#### Directions:
Each entry here needs to be set down again exactly, please; pictures are left out.

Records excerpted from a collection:

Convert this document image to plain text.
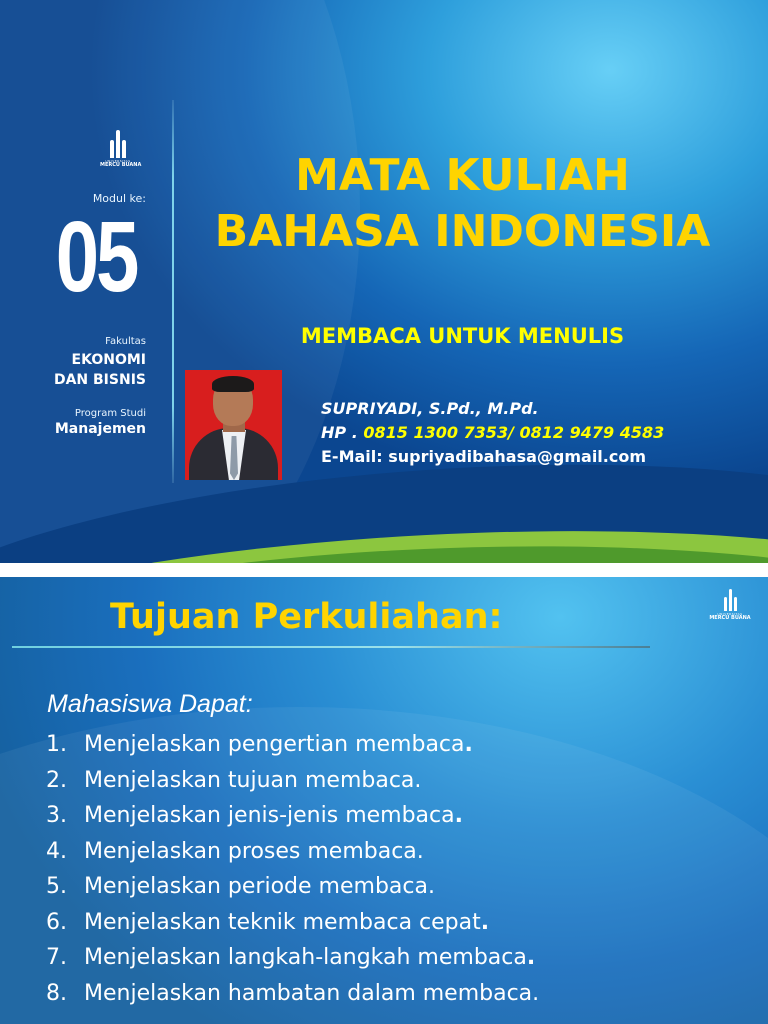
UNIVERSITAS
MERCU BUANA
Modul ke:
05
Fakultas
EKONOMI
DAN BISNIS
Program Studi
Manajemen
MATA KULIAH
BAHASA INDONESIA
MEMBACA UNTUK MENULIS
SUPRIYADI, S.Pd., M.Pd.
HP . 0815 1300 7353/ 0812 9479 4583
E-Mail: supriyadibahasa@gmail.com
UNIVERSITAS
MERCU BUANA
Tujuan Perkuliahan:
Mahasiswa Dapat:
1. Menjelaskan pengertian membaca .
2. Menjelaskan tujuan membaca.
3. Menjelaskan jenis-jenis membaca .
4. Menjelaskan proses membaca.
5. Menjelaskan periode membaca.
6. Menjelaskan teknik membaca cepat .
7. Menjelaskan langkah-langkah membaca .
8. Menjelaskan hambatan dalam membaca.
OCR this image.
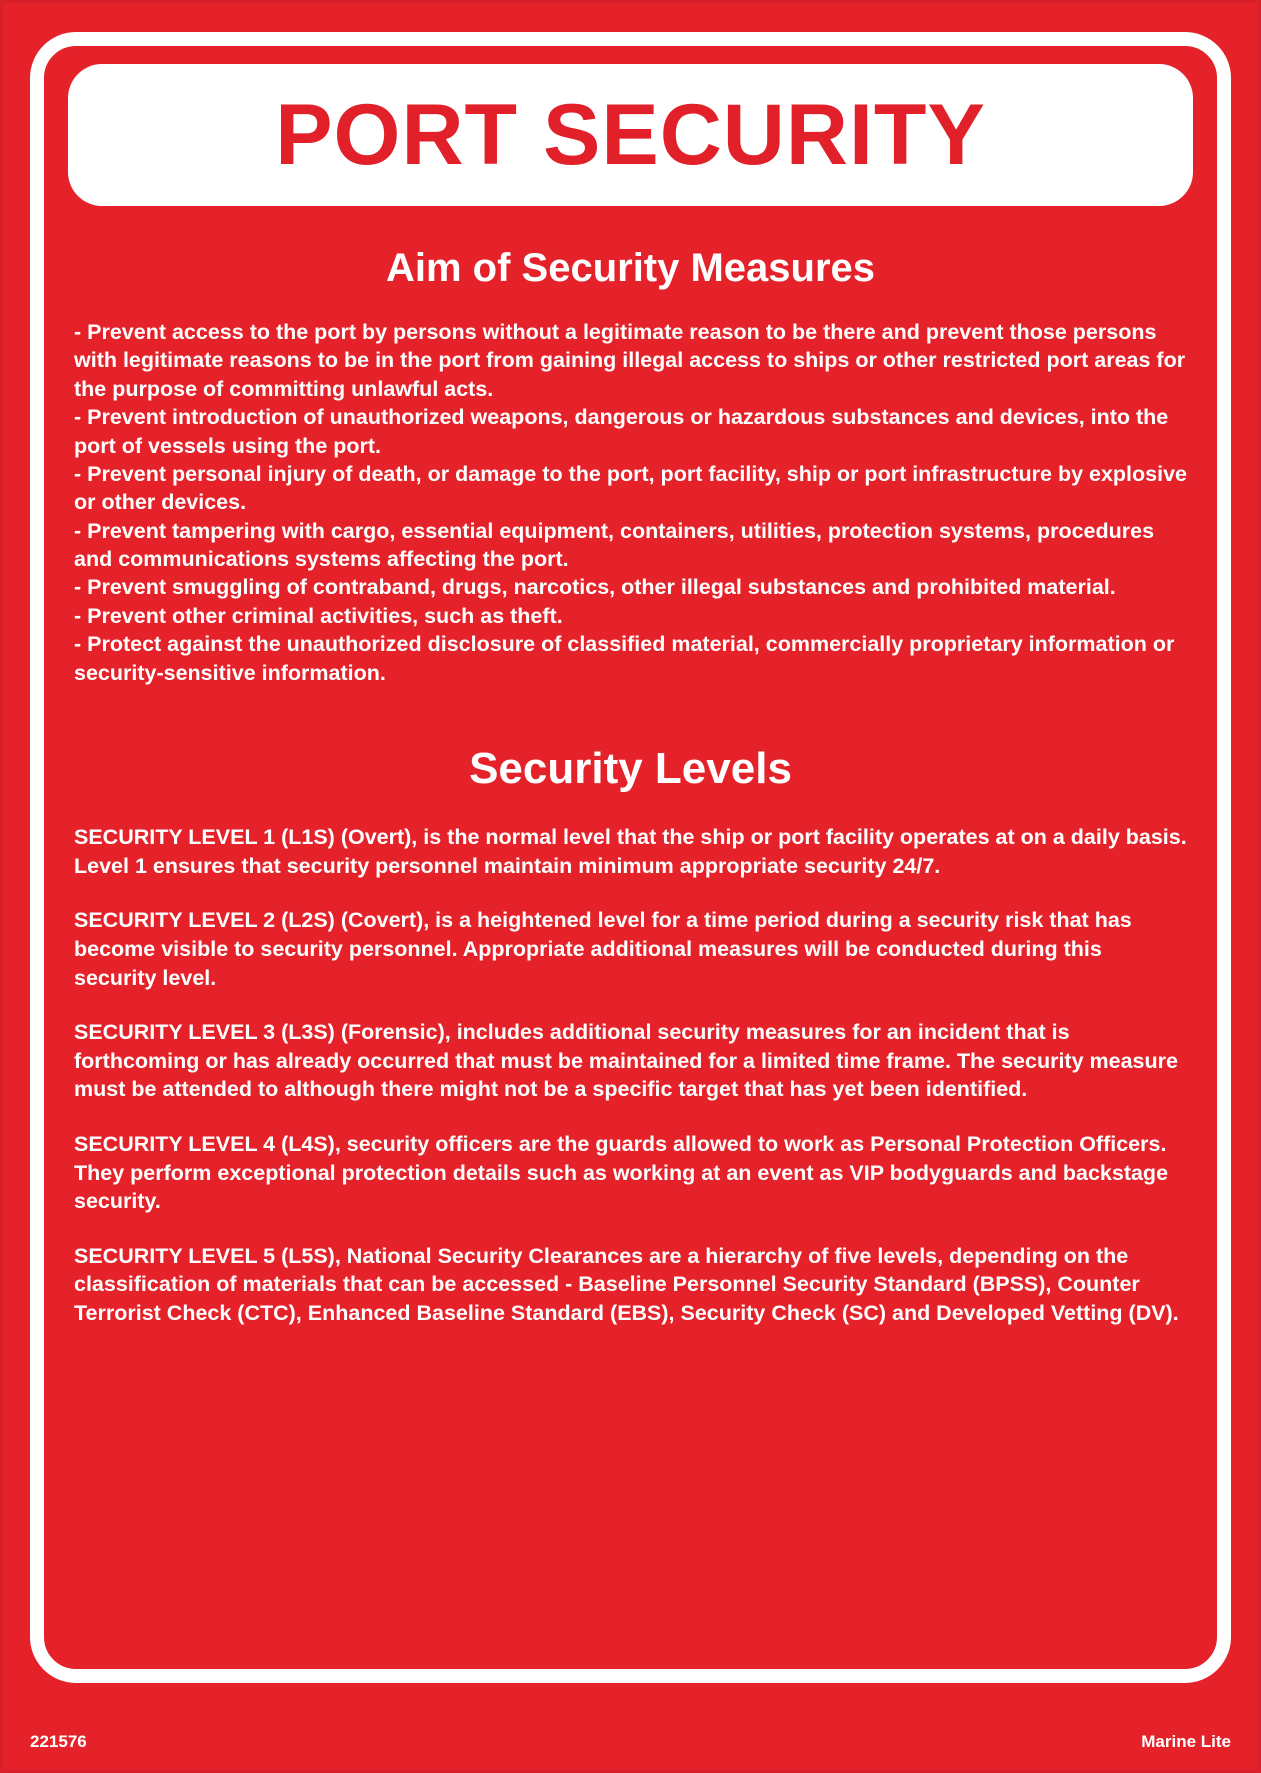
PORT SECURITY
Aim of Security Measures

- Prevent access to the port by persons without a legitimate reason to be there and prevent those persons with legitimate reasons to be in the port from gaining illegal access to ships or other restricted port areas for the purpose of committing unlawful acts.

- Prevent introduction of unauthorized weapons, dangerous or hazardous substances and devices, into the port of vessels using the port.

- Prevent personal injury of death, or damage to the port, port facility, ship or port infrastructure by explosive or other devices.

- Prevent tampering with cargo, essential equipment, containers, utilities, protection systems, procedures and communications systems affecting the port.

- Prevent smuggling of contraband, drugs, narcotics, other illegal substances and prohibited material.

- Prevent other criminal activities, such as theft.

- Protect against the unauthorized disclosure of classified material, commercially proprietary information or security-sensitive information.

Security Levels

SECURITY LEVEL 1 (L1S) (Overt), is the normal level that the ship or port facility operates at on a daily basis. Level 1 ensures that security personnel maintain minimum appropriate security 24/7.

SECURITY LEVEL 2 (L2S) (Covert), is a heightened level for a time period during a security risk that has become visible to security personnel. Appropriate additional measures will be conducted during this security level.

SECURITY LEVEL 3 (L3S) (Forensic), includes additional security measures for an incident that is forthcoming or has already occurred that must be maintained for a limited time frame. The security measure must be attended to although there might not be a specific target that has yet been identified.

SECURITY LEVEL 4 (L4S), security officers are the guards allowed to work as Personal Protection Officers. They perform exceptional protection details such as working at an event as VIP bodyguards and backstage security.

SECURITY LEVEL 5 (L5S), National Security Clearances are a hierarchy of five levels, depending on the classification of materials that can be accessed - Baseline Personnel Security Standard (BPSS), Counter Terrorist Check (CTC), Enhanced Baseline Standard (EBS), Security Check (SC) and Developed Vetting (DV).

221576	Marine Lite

#### Result:
Convert this document image to plain text.
UNIVERSITAS
MERCU BUANA
Modul ke:
05
Fakultas
EKONOMI
DAN BISNIS
Program Studi
Manajemen
MATA KULIAH
BAHASA INDONESIA
MEMBACA UNTUK MENULIS
SUPRIYADI, S.Pd., M.Pd.
HP . 0815 1300 7353/ 0812 9479 4583
E-Mail: supriyadibahasa@gmail.com
UNIVERSITAS
MERCU BUANA
Tujuan Perkuliahan:
Mahasiswa Dapat:
1. Menjelaskan pengertian membaca .
2. Menjelaskan tujuan membaca.
3. Menjelaskan jenis-jenis membaca .
4. Menjelaskan proses membaca.
5. Menjelaskan periode membaca.
6. Menjelaskan teknik membaca cepat .
7. Menjelaskan langkah-langkah membaca .
8. Menjelaskan hambatan dalam membaca.
OCR this image.
PORT SECURITY
Aim of Security Measures

- Prevent access to the port by persons without a legitimate reason to be there and prevent those persons with legitimate reasons to be in the port from gaining illegal access to ships or other restricted port areas for the purpose of committing unlawful acts.

- Prevent introduction of unauthorized weapons, dangerous or hazardous substances and devices, into the port of vessels using the port.

- Prevent personal injury of death, or damage to the port, port facility, ship or port infrastructure by explosive or other devices.

- Prevent tampering with cargo, essential equipment, containers, utilities, protection systems, procedures and communications systems affecting the port.

- Prevent smuggling of contraband, drugs, narcotics, other illegal substances and prohibited material.

- Prevent other criminal activities, such as theft.

- Protect against the unauthorized disclosure of classified material, commercially proprietary information or security-sensitive information.

Security Levels

SECURITY LEVEL 1 (L1S) (Overt), is the normal level that the ship or port facility operates at on a daily basis. Level 1 ensures that security personnel maintain minimum appropriate security 24/7.

SECURITY LEVEL 2 (L2S) (Covert), is a heightened level for a time period during a security risk that has become visible to security personnel. Appropriate additional measures will be conducted during this security level.

SECURITY LEVEL 3 (L3S) (Forensic), includes additional security measures for an incident that is forthcoming or has already occurred that must be maintained for a limited time frame. The security measure must be attended to although there might not be a specific target that has yet been identified.

SECURITY LEVEL 4 (L4S), security officers are the guards allowed to work as Personal Protection Officers. They perform exceptional protection details such as working at an event as VIP bodyguards and backstage security.

SECURITY LEVEL 5 (L5S), National Security Clearances are a hierarchy of five levels, depending on the classification of materials that can be accessed - Baseline Personnel Security Standard (BPSS), Counter Terrorist Check (CTC), Enhanced Baseline Standard (EBS), Security Check (SC) and Developed Vetting (DV).

221576	Marine Lite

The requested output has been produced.